(Data entries)
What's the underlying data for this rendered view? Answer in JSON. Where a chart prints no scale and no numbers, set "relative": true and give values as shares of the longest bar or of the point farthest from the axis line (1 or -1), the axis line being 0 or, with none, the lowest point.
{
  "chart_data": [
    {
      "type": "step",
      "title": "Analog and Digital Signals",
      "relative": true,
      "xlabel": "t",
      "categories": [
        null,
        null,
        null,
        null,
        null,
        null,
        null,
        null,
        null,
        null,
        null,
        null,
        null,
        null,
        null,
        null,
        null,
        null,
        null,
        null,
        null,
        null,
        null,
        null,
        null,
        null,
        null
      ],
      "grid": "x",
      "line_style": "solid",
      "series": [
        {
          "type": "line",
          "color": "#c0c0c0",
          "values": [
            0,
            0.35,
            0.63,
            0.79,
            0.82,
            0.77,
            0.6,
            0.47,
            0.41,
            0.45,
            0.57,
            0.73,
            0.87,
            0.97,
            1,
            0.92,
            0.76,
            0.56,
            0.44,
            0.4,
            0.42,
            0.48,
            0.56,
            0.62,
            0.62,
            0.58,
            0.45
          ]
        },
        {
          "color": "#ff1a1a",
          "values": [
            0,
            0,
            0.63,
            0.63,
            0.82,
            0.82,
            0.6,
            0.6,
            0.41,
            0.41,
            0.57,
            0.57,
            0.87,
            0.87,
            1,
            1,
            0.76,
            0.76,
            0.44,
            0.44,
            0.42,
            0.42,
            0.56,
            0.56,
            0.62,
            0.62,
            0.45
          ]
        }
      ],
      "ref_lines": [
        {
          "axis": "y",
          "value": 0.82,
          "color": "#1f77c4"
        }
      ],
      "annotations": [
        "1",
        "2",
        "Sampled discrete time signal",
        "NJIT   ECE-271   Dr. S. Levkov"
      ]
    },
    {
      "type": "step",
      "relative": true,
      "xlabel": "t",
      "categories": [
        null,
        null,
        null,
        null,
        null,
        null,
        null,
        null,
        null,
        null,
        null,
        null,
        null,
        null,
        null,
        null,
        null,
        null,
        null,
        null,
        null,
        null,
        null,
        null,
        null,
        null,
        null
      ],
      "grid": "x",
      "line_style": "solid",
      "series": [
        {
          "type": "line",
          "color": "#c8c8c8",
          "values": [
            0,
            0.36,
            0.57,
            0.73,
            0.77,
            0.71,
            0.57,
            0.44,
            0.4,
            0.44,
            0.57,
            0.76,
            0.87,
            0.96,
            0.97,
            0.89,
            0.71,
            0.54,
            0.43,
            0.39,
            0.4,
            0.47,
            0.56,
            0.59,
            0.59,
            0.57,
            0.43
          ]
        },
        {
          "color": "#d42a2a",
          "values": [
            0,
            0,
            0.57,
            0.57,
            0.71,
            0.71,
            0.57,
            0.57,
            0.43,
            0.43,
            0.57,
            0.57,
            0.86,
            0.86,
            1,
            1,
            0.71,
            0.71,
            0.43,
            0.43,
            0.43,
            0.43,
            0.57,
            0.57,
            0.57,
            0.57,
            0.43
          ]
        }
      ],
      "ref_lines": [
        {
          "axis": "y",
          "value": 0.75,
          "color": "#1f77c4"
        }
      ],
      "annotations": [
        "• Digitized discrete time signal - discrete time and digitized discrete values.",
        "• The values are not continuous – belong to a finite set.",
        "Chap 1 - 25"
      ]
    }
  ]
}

> **STATED PROBLEM**
Reproduce the listing above word for word.

> **SOLVED PROBLEM**
What's the underlying data for this rendered view? Answer in JSON. Where a chart prints no scale and no numbers, set "relative": true and give values as shares of the longest bar or of the point farthest from the axis line (1 or -1), the axis line being 0 or, with none, the lowest point.
{
  "chart_data": [
    {
      "type": "step",
      "title": "Analog and Digital Signals",
      "relative": true,
      "xlabel": "t",
      "categories": [
        null,
        null,
        null,
        null,
        null,
        null,
        null,
        null,
        null,
        null,
        null,
        null,
        null,
        null,
        null,
        null,
        null,
        null,
        null,
        null,
        null,
        null,
        null,
        null,
        null,
        null,
        null
      ],
      "grid": "x",
      "line_style": "solid",
      "series": [
        {
          "type": "line",
          "color": "#c0c0c0",
          "values": [
            0,
            0.35,
            0.63,
            0.79,
            0.82,
            0.77,
            0.6,
            0.47,
            0.41,
            0.45,
            0.57,
            0.73,
            0.87,
            0.97,
            1,
            0.92,
            0.76,
            0.56,
            0.44,
            0.4,
            0.42,
            0.48,
            0.56,
            0.62,
            0.62,
            0.58,
            0.45
          ]
        },
        {
          "color": "#ff1a1a",
          "values": [
            0,
            0,
            0.63,
            0.63,
            0.82,
            0.82,
            0.6,
            0.6,
            0.41,
            0.41,
            0.57,
            0.57,
            0.87,
            0.87,
            1,
            1,
            0.76,
            0.76,
            0.44,
            0.44,
            0.42,
            0.42,
            0.56,
            0.56,
            0.62,
            0.62,
            0.45
          ]
        }
      ],
      "ref_lines": [
        {
          "axis": "y",
          "value": 0.82,
          "color": "#1f77c4"
        }
      ],
      "annotations": [
        "1",
        "2",
        "Sampled discrete time signal",
        "NJIT   ECE-271   Dr. S. Levkov"
      ]
    },
    {
      "type": "step",
      "relative": true,
      "xlabel": "t",
      "categories": [
        null,
        null,
        null,
        null,
        null,
        null,
        null,
        null,
        null,
        null,
        null,
        null,
        null,
        null,
        null,
        null,
        null,
        null,
        null,
        null,
        null,
        null,
        null,
        null,
        null,
        null,
        null
      ],
      "grid": "x",
      "line_style": "solid",
      "series": [
        {
          "type": "line",
          "color": "#c8c8c8",
          "values": [
            0,
            0.36,
            0.57,
            0.73,
            0.77,
            0.71,
            0.57,
            0.44,
            0.4,
            0.44,
            0.57,
            0.76,
            0.87,
            0.96,
            0.97,
            0.89,
            0.71,
            0.54,
            0.43,
            0.39,
            0.4,
            0.47,
            0.56,
            0.59,
            0.59,
            0.57,
            0.43
          ]
        },
        {
          "color": "#d42a2a",
          "values": [
            0,
            0,
            0.57,
            0.57,
            0.71,
            0.71,
            0.57,
            0.57,
            0.43,
            0.43,
            0.57,
            0.57,
            0.86,
            0.86,
            1,
            1,
            0.71,
            0.71,
            0.43,
            0.43,
            0.43,
            0.43,
            0.57,
            0.57,
            0.57,
            0.57,
            0.43
          ]
        }
      ],
      "ref_lines": [
        {
          "axis": "y",
          "value": 0.75,
          "color": "#1f77c4"
        }
      ],
      "annotations": [
        "• Digitized discrete time signal - discrete time and digitized discrete values.",
        "• The values are not continuous – belong to a finite set.",
        "Chap 1 - 25"
      ]
    }
  ]
}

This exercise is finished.